Request — Sift the material for lines containing "zajęcia", and return them.

>> begin Exercise material

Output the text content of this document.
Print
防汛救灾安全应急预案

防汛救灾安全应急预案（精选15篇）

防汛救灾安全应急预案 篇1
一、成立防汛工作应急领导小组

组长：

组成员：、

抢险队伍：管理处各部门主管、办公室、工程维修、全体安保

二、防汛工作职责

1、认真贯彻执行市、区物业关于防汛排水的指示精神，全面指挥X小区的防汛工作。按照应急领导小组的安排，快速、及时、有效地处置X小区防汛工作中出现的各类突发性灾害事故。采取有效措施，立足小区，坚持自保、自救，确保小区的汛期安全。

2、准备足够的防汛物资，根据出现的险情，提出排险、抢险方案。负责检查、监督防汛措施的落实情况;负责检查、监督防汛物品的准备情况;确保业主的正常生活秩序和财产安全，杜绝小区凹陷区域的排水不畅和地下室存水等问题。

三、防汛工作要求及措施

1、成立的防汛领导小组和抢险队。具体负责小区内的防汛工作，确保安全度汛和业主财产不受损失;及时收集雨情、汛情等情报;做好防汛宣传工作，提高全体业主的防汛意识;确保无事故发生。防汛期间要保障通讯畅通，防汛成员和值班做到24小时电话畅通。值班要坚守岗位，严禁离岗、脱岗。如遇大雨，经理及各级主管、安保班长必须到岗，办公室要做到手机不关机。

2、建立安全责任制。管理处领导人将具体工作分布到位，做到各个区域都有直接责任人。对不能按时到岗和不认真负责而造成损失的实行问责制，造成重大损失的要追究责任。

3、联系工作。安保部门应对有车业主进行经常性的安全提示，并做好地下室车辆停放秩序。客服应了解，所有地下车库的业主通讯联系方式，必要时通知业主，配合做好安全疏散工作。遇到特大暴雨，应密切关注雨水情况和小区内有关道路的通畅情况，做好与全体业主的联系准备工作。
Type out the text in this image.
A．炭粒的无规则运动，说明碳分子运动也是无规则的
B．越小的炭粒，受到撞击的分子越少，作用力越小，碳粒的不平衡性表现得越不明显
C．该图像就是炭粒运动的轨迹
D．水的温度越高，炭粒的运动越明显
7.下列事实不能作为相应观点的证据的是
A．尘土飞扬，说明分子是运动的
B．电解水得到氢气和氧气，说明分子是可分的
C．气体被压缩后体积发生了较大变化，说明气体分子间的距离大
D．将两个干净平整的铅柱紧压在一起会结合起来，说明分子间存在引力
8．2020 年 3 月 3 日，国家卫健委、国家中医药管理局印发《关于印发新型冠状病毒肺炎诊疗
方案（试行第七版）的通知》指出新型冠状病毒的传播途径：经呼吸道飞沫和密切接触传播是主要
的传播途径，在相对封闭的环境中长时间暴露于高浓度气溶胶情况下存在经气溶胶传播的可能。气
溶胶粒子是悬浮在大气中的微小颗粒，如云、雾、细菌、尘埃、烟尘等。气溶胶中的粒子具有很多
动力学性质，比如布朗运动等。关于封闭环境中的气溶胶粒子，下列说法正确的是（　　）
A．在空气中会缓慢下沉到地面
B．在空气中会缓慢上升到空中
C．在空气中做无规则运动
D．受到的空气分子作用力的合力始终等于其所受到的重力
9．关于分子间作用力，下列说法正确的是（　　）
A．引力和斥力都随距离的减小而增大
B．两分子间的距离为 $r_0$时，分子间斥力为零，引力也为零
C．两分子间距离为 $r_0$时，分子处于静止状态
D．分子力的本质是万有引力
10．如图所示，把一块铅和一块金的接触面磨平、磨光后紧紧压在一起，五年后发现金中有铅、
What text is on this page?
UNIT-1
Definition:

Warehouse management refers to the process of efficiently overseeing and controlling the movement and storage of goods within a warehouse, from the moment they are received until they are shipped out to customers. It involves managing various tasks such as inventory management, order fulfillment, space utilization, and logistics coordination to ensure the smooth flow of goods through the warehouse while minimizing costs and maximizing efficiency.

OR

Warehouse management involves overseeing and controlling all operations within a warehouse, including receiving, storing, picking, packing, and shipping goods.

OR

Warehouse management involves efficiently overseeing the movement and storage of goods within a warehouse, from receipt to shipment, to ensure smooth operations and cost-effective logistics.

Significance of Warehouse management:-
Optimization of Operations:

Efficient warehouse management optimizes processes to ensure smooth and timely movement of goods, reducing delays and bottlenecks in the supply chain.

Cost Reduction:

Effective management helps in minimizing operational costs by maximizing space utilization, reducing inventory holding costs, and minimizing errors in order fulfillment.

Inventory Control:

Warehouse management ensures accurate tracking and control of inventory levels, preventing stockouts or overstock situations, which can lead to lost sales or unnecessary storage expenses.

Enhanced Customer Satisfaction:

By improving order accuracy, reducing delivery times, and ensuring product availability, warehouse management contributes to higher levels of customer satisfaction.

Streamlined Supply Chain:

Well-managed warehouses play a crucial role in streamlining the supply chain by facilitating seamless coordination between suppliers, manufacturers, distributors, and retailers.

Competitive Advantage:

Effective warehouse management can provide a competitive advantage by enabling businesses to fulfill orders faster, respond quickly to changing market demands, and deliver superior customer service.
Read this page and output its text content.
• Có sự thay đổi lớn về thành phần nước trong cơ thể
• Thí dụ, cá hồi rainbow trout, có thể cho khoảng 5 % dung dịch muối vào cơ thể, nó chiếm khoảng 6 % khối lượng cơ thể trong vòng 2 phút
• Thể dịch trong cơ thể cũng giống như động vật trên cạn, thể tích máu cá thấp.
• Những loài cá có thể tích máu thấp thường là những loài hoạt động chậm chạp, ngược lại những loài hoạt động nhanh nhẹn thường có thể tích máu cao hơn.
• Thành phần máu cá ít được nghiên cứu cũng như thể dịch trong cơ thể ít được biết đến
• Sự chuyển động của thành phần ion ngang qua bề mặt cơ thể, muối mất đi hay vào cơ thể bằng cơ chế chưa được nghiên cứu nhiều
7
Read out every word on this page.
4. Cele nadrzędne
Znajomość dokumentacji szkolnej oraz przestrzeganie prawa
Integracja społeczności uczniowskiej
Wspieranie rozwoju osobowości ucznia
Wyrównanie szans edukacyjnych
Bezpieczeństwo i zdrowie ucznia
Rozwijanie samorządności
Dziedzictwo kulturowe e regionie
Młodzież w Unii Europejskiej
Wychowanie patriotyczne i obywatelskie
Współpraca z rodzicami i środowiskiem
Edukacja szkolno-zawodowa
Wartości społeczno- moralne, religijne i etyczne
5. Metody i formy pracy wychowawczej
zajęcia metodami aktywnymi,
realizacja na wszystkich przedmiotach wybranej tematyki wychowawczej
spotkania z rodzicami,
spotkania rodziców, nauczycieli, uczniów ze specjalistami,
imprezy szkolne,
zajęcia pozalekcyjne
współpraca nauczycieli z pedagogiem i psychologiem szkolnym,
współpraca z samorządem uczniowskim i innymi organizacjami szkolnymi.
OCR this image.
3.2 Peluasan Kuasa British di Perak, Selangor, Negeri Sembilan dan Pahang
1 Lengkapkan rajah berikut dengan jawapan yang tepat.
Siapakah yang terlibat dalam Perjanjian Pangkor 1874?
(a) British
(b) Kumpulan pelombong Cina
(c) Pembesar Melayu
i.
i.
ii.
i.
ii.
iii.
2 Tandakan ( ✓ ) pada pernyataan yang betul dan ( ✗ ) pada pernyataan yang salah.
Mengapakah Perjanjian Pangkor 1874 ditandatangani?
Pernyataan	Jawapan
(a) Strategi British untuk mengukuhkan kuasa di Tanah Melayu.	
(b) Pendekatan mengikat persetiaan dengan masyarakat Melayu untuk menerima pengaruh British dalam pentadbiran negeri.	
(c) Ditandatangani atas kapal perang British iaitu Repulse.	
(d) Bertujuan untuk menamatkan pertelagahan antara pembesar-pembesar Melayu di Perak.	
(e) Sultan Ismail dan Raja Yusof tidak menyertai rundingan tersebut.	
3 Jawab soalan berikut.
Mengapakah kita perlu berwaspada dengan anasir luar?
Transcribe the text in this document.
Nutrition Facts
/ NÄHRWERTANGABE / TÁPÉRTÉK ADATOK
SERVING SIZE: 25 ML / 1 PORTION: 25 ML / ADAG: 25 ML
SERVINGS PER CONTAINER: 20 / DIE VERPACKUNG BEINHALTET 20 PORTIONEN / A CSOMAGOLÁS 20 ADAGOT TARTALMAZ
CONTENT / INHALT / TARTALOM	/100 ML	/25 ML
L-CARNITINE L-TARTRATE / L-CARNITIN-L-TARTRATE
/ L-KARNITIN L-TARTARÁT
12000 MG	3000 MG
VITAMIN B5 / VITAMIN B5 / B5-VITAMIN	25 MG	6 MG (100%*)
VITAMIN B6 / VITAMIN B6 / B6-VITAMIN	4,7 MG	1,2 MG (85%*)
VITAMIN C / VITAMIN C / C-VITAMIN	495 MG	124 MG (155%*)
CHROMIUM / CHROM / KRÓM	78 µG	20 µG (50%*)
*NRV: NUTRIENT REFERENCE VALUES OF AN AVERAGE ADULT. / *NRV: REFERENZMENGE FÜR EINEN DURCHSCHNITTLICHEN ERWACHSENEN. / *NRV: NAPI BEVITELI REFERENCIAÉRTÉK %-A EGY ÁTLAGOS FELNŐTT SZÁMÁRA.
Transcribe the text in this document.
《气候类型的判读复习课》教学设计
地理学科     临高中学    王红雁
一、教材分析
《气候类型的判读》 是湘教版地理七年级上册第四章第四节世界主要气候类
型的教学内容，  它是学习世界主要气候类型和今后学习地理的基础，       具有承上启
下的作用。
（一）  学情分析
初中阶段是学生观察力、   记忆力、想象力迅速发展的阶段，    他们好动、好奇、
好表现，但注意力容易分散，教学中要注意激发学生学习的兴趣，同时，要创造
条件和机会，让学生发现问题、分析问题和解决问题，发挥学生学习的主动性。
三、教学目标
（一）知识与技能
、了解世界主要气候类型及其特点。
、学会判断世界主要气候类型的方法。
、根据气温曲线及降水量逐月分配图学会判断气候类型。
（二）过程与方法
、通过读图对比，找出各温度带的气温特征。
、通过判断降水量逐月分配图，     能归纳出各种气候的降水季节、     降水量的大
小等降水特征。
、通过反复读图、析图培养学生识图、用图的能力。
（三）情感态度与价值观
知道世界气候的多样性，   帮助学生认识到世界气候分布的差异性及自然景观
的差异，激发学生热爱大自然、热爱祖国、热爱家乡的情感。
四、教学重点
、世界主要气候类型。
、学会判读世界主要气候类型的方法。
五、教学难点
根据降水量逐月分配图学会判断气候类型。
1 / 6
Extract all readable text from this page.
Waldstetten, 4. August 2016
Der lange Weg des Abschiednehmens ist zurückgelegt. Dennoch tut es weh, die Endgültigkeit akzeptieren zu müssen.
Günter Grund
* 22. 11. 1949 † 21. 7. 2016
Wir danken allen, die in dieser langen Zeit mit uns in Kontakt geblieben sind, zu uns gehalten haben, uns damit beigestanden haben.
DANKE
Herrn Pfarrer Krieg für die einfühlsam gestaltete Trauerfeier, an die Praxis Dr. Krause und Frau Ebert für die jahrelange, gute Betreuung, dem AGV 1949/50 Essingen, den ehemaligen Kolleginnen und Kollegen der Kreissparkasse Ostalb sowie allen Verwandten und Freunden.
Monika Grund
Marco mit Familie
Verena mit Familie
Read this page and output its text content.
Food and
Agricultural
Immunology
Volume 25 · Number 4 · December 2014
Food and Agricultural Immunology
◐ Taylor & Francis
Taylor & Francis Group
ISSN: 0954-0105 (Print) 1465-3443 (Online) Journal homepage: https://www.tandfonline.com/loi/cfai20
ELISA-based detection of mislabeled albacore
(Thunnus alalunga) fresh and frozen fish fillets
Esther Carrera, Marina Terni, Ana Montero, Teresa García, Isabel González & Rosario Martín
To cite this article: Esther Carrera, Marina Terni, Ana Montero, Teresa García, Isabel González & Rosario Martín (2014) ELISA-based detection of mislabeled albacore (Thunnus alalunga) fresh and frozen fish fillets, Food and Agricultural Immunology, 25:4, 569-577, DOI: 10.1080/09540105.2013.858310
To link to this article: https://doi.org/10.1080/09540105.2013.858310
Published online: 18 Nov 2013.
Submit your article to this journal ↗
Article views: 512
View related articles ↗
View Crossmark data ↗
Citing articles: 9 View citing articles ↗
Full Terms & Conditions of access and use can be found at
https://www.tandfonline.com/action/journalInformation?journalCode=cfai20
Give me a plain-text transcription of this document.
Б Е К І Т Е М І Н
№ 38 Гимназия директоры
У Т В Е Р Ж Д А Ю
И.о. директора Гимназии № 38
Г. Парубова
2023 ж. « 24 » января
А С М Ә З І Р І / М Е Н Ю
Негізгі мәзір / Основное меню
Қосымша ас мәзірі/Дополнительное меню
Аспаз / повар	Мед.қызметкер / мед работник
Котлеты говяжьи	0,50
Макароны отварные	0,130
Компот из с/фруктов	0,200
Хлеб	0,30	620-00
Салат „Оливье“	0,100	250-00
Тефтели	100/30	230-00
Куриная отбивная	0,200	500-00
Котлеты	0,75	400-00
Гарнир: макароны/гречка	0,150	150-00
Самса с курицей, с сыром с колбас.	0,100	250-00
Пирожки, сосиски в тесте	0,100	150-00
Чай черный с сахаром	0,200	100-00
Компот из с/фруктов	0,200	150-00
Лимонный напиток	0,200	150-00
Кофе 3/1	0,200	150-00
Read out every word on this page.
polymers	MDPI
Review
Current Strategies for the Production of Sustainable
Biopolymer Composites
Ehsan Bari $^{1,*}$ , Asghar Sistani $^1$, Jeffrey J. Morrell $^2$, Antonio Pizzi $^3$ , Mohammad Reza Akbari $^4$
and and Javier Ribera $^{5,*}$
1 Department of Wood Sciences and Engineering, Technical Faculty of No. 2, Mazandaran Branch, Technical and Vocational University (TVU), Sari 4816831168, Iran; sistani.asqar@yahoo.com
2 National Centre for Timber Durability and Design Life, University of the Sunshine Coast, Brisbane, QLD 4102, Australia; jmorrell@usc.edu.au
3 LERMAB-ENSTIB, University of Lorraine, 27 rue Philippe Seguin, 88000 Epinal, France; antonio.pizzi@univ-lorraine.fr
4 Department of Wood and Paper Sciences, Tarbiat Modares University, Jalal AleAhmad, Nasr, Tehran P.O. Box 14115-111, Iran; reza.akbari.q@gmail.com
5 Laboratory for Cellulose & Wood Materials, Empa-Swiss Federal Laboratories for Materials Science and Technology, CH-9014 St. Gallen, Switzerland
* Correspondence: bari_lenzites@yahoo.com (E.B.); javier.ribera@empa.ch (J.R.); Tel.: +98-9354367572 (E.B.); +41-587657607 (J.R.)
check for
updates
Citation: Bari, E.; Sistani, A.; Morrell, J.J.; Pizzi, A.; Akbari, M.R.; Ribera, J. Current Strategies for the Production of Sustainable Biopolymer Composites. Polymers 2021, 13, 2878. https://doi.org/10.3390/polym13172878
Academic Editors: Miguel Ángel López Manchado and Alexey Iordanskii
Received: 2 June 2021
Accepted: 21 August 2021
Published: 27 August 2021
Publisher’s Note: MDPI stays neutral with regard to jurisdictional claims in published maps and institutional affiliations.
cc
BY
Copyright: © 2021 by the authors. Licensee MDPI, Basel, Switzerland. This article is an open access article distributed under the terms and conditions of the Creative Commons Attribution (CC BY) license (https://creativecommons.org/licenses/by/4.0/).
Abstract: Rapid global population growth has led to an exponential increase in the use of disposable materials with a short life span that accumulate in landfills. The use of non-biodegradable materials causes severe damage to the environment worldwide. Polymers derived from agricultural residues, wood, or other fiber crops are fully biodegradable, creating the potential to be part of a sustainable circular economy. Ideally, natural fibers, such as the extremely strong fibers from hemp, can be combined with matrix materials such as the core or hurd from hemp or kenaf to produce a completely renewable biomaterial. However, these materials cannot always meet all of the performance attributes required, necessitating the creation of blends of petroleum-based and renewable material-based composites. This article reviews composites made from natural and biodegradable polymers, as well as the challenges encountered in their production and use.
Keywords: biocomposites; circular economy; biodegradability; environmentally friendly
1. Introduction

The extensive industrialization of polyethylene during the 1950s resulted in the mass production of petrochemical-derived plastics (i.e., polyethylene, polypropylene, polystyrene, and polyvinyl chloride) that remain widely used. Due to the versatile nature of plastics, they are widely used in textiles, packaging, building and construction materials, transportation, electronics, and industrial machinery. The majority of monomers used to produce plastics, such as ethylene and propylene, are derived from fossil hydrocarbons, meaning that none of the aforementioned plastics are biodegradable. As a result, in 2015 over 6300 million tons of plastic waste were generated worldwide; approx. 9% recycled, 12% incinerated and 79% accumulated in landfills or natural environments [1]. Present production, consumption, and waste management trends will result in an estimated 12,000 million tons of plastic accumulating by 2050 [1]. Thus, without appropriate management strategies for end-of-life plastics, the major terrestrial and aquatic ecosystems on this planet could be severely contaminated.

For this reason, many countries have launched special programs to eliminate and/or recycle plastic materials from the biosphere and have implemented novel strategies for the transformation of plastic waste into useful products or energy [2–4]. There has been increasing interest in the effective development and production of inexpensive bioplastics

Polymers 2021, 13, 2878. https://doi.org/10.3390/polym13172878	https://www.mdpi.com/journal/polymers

>> end Exercise material

Correct output —
zajęcia metodami aktywnymi,
zajęcia pozalekcyjne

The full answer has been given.